Stated exercise -> Note how many lines contain "Workplace" and give that number, with nothing else.

Given data ->
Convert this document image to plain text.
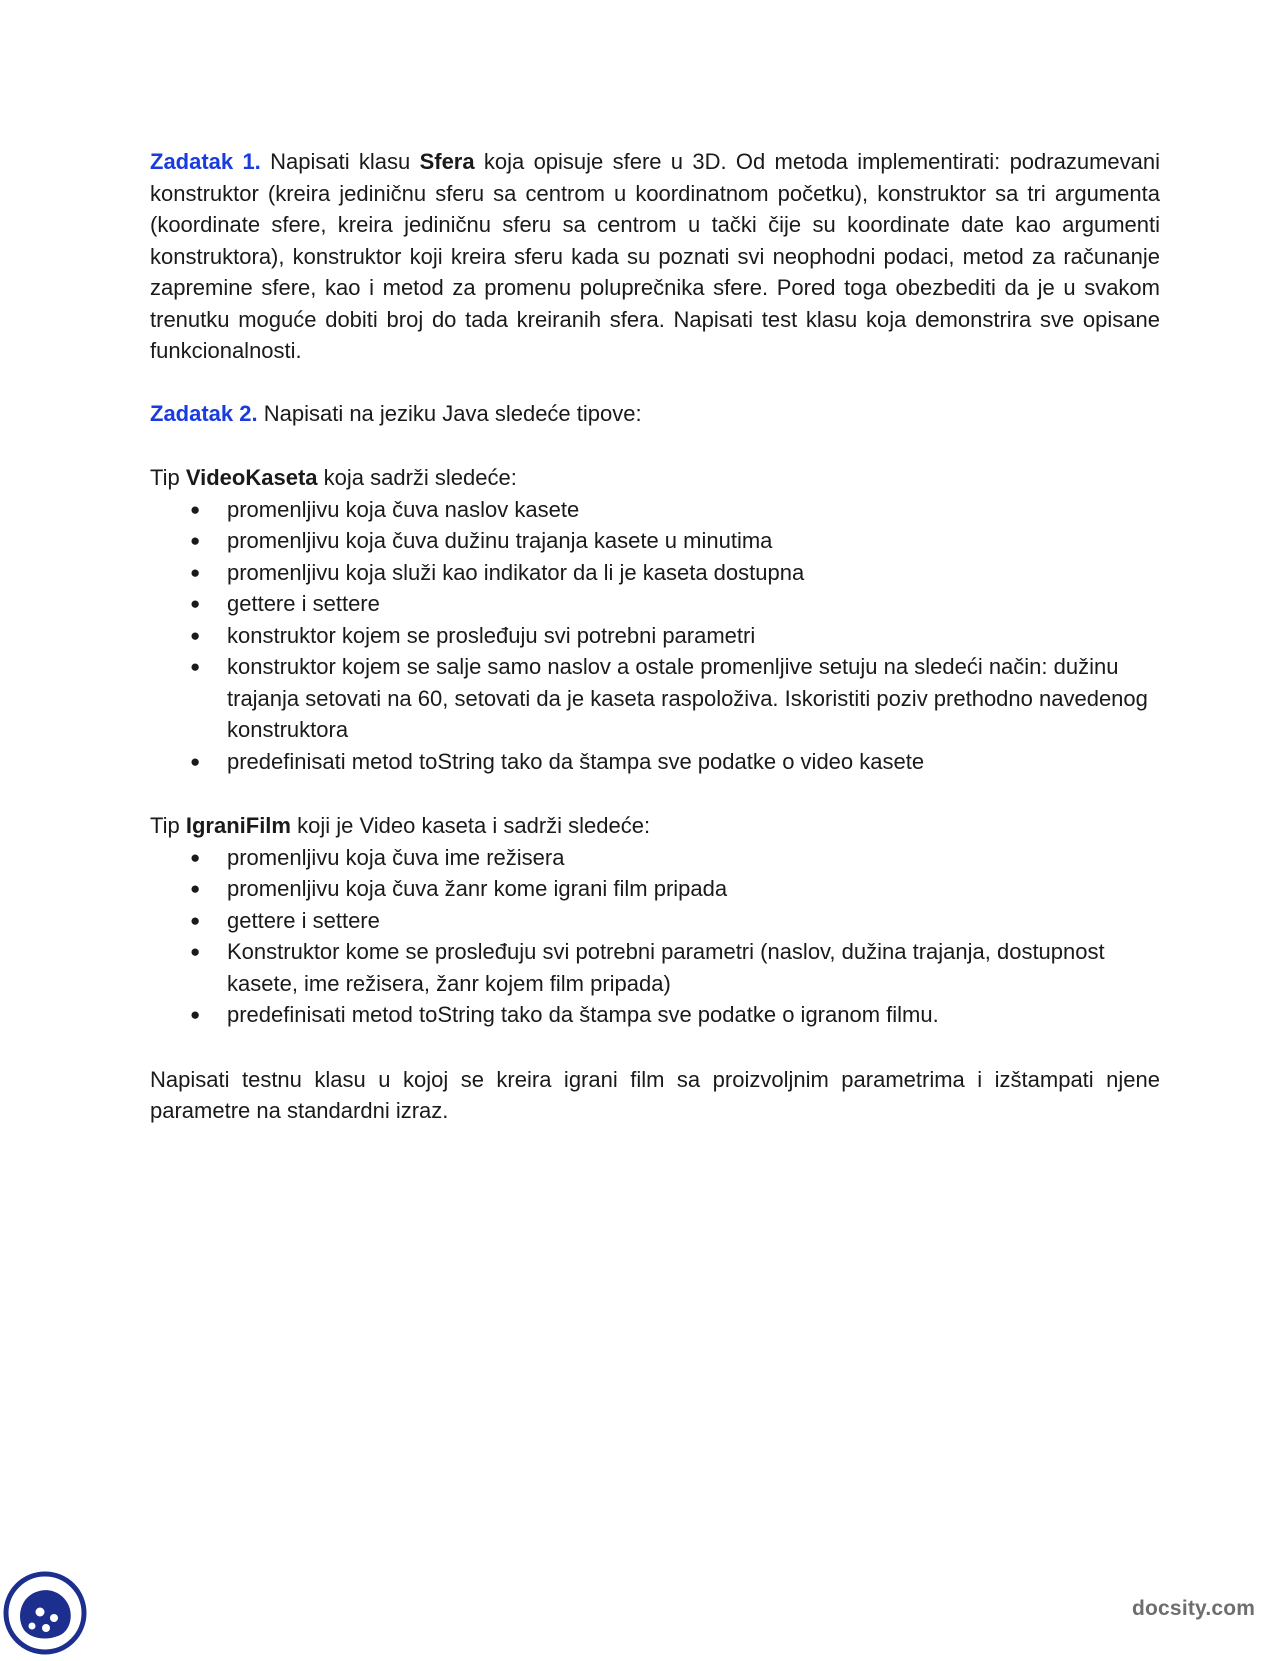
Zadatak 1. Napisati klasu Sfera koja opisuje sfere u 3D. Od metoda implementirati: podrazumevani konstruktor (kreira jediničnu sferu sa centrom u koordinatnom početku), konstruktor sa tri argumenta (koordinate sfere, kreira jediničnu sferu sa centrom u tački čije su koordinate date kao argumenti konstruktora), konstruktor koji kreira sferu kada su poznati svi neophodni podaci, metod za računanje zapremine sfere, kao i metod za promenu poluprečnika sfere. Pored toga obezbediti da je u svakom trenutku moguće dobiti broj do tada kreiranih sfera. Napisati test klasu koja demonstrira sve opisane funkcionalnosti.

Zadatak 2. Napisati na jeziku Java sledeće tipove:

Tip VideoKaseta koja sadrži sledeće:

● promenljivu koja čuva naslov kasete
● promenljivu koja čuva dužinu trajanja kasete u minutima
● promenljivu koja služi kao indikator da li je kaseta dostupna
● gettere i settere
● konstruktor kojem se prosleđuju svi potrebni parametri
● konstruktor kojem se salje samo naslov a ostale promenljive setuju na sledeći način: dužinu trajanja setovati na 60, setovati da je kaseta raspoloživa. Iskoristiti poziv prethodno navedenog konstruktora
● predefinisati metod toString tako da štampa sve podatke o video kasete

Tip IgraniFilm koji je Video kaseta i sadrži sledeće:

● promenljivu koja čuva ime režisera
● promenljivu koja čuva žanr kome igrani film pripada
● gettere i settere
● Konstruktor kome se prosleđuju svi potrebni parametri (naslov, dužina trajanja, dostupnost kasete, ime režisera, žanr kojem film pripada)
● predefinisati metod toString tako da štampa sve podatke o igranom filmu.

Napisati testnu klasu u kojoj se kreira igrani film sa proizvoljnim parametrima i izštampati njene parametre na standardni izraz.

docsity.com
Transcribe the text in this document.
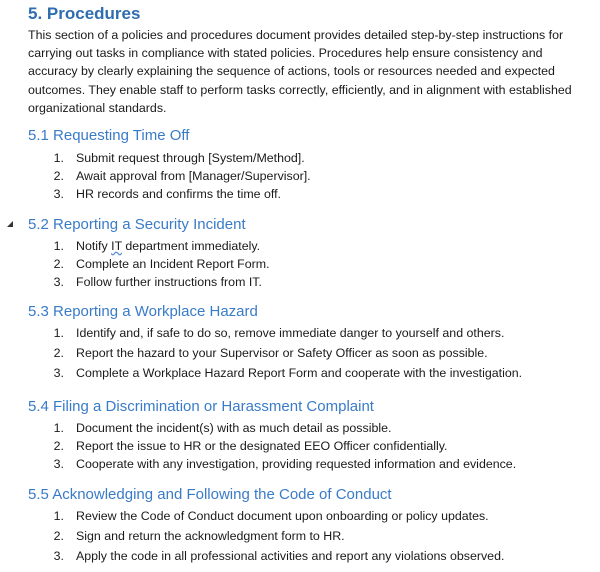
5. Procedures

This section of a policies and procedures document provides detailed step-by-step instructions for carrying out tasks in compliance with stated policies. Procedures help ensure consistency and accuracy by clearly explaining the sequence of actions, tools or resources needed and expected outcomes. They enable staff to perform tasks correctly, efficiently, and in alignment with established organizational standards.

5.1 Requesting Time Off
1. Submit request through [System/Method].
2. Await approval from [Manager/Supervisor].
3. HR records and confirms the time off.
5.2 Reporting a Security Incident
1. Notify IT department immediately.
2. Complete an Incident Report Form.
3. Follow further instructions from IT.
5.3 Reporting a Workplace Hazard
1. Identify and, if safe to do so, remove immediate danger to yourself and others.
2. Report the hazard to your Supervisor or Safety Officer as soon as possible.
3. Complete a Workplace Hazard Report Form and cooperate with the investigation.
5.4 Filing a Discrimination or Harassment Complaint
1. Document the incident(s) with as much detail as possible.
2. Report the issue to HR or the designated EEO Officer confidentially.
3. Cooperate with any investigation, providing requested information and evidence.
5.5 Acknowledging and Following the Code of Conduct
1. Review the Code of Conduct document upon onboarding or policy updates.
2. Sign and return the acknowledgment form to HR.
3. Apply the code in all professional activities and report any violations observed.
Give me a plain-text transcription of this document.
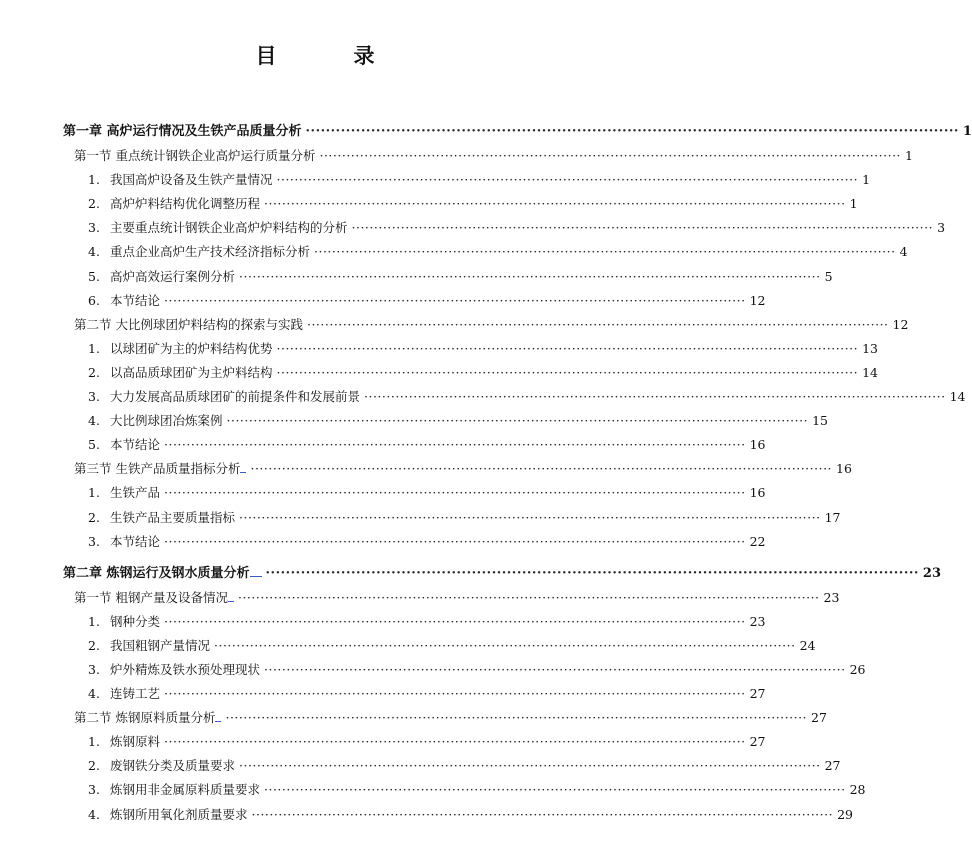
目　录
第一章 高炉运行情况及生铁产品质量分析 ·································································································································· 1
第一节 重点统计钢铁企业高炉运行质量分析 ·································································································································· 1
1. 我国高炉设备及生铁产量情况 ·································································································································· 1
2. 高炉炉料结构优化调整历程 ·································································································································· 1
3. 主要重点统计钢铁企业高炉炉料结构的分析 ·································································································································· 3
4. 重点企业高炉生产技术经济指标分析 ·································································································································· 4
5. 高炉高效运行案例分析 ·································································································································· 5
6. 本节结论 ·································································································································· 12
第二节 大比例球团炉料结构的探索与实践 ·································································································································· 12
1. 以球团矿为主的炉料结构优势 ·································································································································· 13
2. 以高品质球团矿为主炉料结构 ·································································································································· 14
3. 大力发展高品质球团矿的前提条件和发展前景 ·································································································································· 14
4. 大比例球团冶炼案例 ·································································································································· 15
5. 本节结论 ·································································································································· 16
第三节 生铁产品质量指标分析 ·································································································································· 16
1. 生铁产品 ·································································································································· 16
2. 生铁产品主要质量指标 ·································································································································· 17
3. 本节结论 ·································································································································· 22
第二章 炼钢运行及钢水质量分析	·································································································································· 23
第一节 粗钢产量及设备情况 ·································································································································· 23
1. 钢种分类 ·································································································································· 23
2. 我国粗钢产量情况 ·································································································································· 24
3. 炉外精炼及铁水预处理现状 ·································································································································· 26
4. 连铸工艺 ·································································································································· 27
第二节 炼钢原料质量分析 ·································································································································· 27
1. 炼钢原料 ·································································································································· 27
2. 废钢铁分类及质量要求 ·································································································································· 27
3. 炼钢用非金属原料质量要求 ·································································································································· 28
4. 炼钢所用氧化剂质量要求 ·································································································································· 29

==

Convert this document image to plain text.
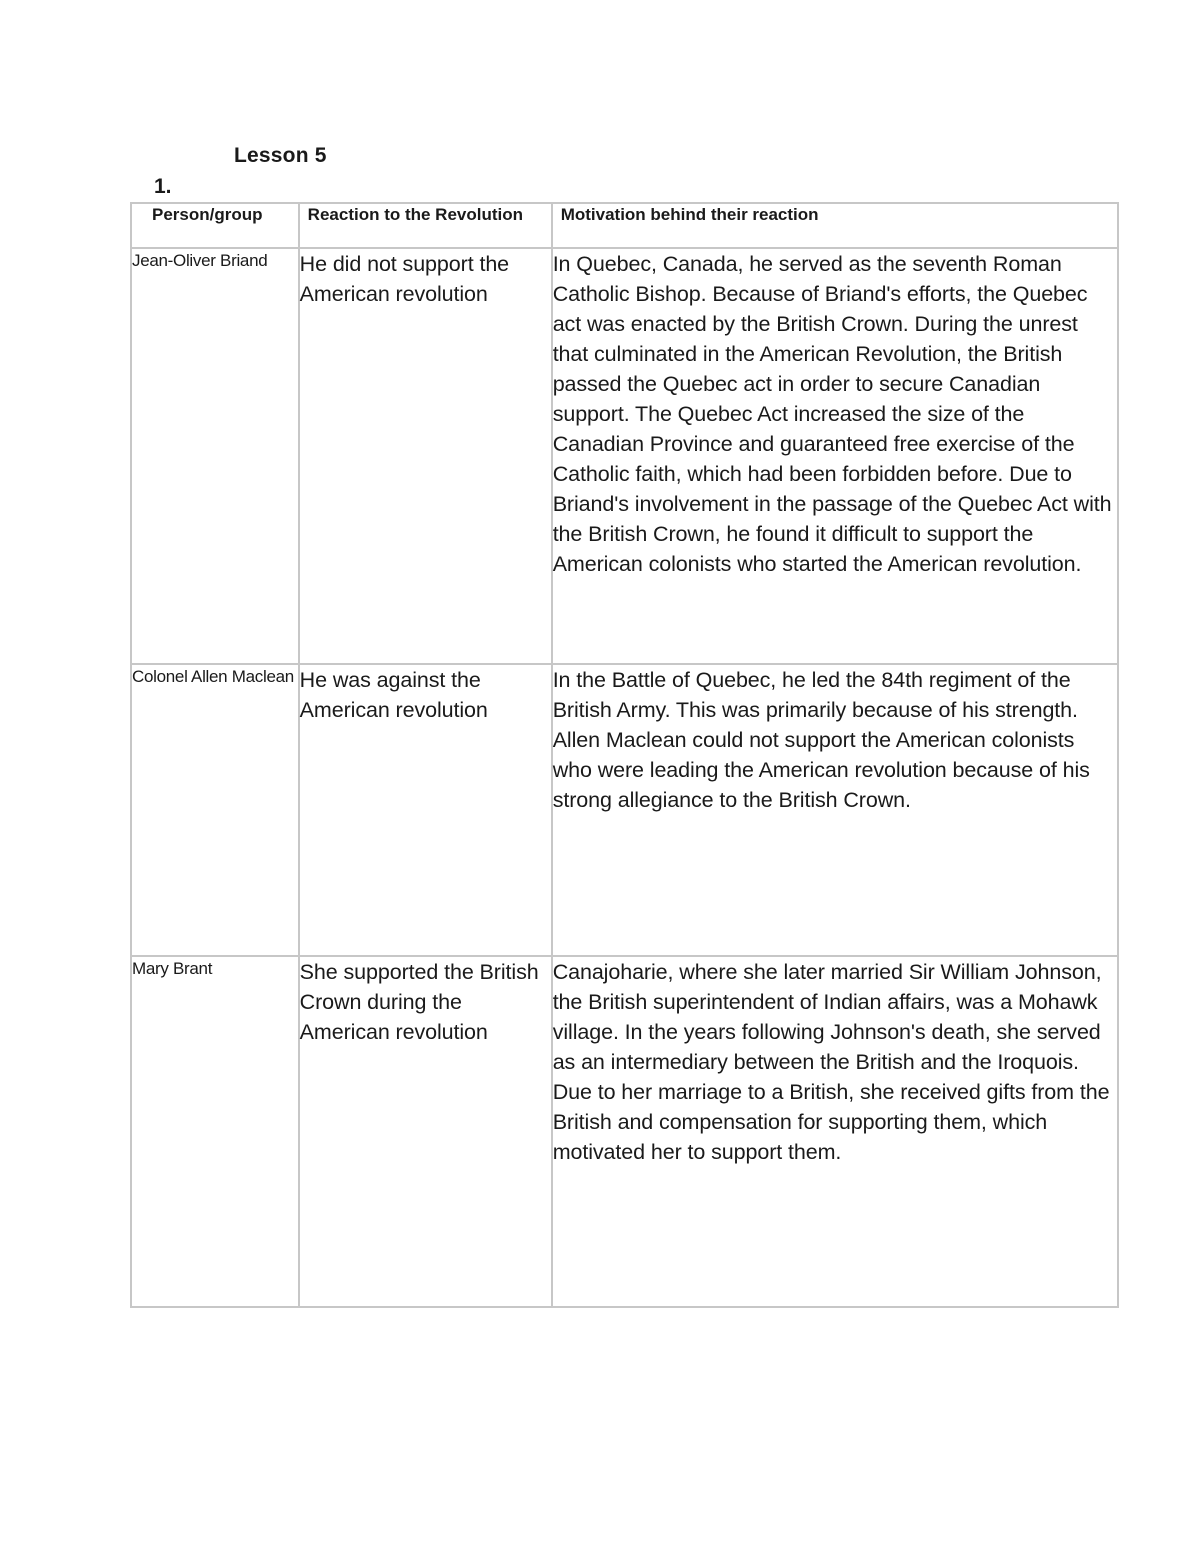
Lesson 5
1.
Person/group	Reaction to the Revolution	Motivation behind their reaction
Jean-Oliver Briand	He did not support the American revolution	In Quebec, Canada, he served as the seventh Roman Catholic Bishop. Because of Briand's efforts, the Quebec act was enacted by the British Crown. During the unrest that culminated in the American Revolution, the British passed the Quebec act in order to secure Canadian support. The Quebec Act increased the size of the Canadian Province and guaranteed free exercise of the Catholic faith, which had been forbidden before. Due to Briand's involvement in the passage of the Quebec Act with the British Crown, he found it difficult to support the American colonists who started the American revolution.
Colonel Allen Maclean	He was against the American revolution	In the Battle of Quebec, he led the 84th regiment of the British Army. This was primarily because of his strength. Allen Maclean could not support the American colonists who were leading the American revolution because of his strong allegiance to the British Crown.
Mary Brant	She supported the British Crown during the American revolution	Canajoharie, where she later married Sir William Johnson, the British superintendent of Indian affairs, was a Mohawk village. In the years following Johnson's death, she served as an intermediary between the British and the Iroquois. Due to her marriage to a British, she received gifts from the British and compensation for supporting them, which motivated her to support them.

Answer for this exercise -> 2